Recorded data
──────
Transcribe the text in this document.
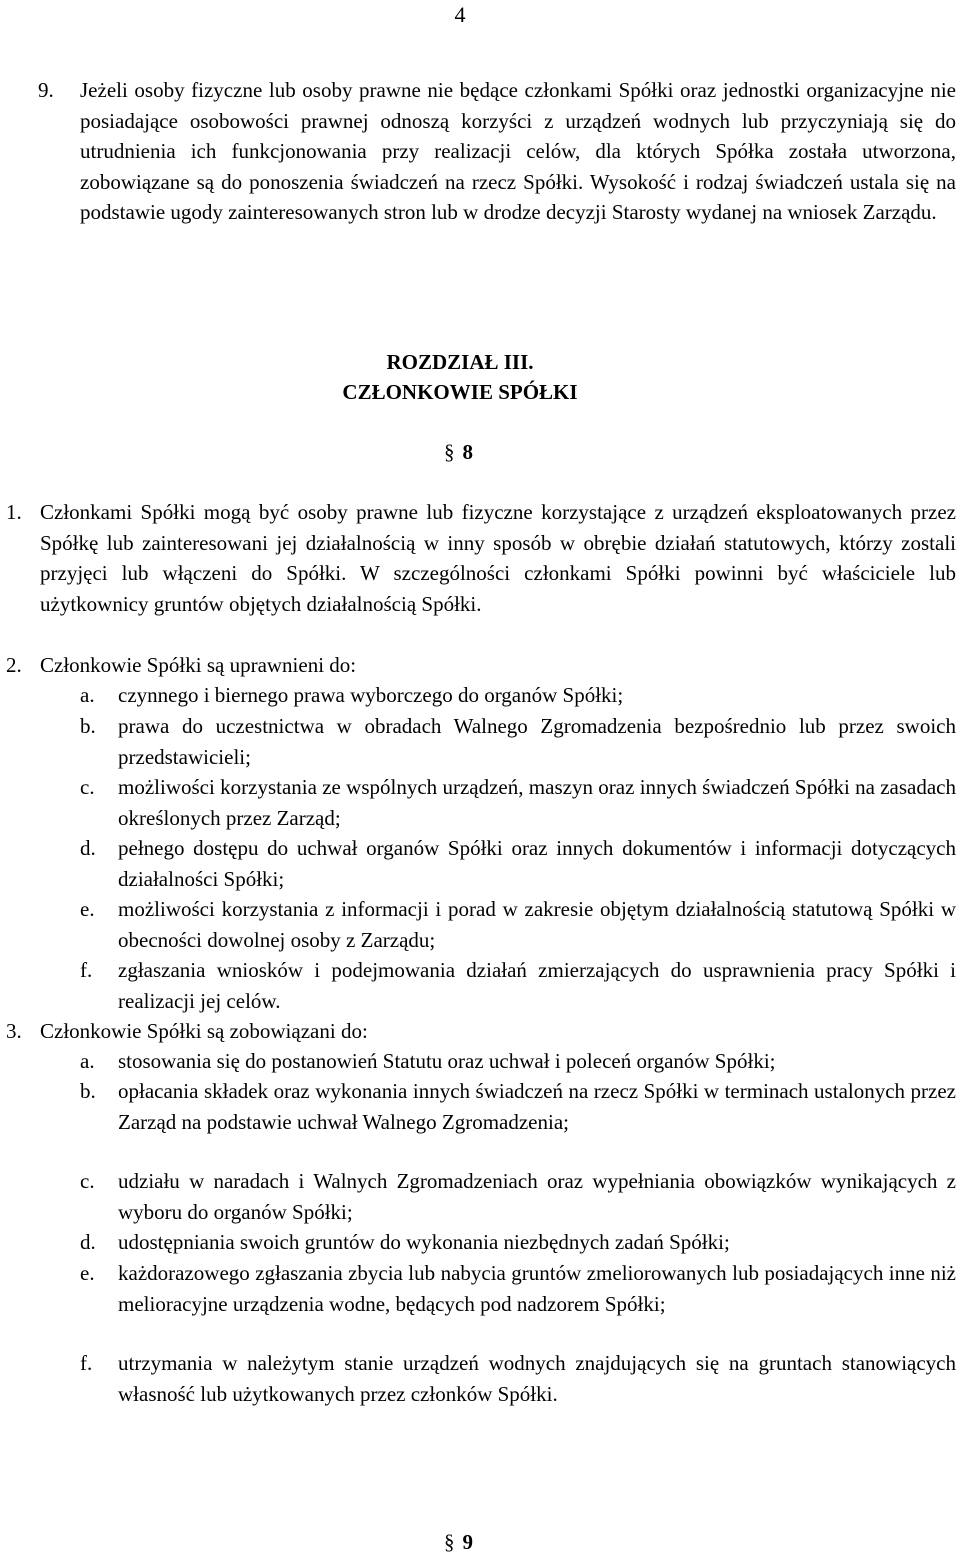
4
9. Jeżeli osoby fizyczne lub osoby prawne nie będące członkami Spółki oraz jednostki organizacyjne nie posiadające osobowości prawnej odnoszą korzyści z urządzeń wodnych lub przyczyniają się do utrudnienia ich funkcjonowania przy realizacji celów, dla których Spółka została utworzona, zobowiązane są do ponoszenia świadczeń na rzecz Spółki. Wysokość i rodzaj świadczeń ustala się na podstawie ugody zainteresowanych stron lub w drodze decyzji Starosty wydanej na wniosek Zarządu.
ROZDZIAŁ III.
CZŁONKOWIE SPÓŁKI
§ 8
1. Członkami Spółki mogą być osoby prawne lub fizyczne korzystające z urządzeń eksploatowanych przez Spółkę lub zainteresowani jej działalnością w inny sposób w obrębie działań statutowych, którzy zostali przyjęci lub włączeni do Spółki. W szczególności członkami Spółki powinni być właściciele lub użytkownicy gruntów objętych działalnością Spółki.
2. Członkowie Spółki są uprawnieni do:
a. czynnego i biernego prawa wyborczego do organów Spółki;
b. prawa do uczestnictwa w obradach Walnego Zgromadzenia bezpośrednio lub przez swoich przedstawicieli;
c. możliwości korzystania ze wspólnych urządzeń, maszyn oraz innych świadczeń Spółki na zasadach określonych przez Zarząd;
d. pełnego dostępu do uchwał organów Spółki oraz innych dokumentów i informacji dotyczących działalności Spółki;
e. możliwości korzystania z informacji i porad w zakresie objętym działalnością statutową Spółki w obecności dowolnej osoby z Zarządu;
f. zgłaszania wniosków i podejmowania działań zmierzających do usprawnienia pracy Spółki i realizacji jej celów.
3. Członkowie Spółki są zobowiązani do:
a. stosowania się do postanowień Statutu oraz uchwał i poleceń organów Spółki;
b. opłacania składek oraz wykonania innych świadczeń na rzecz Spółki w terminach ustalonych przez Zarząd na podstawie uchwał Walnego Zgromadzenia;
c. udziału w naradach i Walnych Zgromadzeniach oraz wypełniania obowiązków wynikających z wyboru do organów Spółki;
d. udostępniania swoich gruntów do wykonania niezbędnych zadań Spółki;
e. każdorazowego zgłaszania zbycia lub nabycia gruntów zmeliorowanych lub posiadających inne niż melioracyjne urządzenia wodne, będących pod nadzorem Spółki;
f. utrzymania w należytym stanie urządzeń wodnych znajdujących się na gruntach stanowiących własność lub użytkowanych przez członków Spółki.
§ 9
──────
§ SHORT EXERCISE
Write the lines above out again exactly, without any of their pictures.

§ EXERCISE SOLUTION
Transcribe the text in this document.
4
9. Jeżeli osoby fizyczne lub osoby prawne nie będące członkami Spółki oraz jednostki organizacyjne nie posiadające osobowości prawnej odnoszą korzyści z urządzeń wodnych lub przyczyniają się do utrudnienia ich funkcjonowania przy realizacji celów, dla których Spółka została utworzona, zobowiązane są do ponoszenia świadczeń na rzecz Spółki. Wysokość i rodzaj świadczeń ustala się na podstawie ugody zainteresowanych stron lub w drodze decyzji Starosty wydanej na wniosek Zarządu.
ROZDZIAŁ III.
CZŁONKOWIE SPÓŁKI
§ 8
1. Członkami Spółki mogą być osoby prawne lub fizyczne korzystające z urządzeń eksploatowanych przez Spółkę lub zainteresowani jej działalnością w inny sposób w obrębie działań statutowych, którzy zostali przyjęci lub włączeni do Spółki. W szczególności członkami Spółki powinni być właściciele lub użytkownicy gruntów objętych działalnością Spółki.
2. Członkowie Spółki są uprawnieni do:
a. czynnego i biernego prawa wyborczego do organów Spółki;
b. prawa do uczestnictwa w obradach Walnego Zgromadzenia bezpośrednio lub przez swoich przedstawicieli;
c. możliwości korzystania ze wspólnych urządzeń, maszyn oraz innych świadczeń Spółki na zasadach określonych przez Zarząd;
d. pełnego dostępu do uchwał organów Spółki oraz innych dokumentów i informacji dotyczących działalności Spółki;
e. możliwości korzystania z informacji i porad w zakresie objętym działalnością statutową Spółki w obecności dowolnej osoby z Zarządu;
f. zgłaszania wniosków i podejmowania działań zmierzających do usprawnienia pracy Spółki i realizacji jej celów.
3. Członkowie Spółki są zobowiązani do:
a. stosowania się do postanowień Statutu oraz uchwał i poleceń organów Spółki;
b. opłacania składek oraz wykonania innych świadczeń na rzecz Spółki w terminach ustalonych przez Zarząd na podstawie uchwał Walnego Zgromadzenia;
c. udziału w naradach i Walnych Zgromadzeniach oraz wypełniania obowiązków wynikających z wyboru do organów Spółki;
d. udostępniania swoich gruntów do wykonania niezbędnych zadań Spółki;
e. każdorazowego zgłaszania zbycia lub nabycia gruntów zmeliorowanych lub posiadających inne niż melioracyjne urządzenia wodne, będących pod nadzorem Spółki;
f. utrzymania w należytym stanie urządzeń wodnych znajdujących się na gruntach stanowiących własność lub użytkowanych przez członków Spółki.
§ 9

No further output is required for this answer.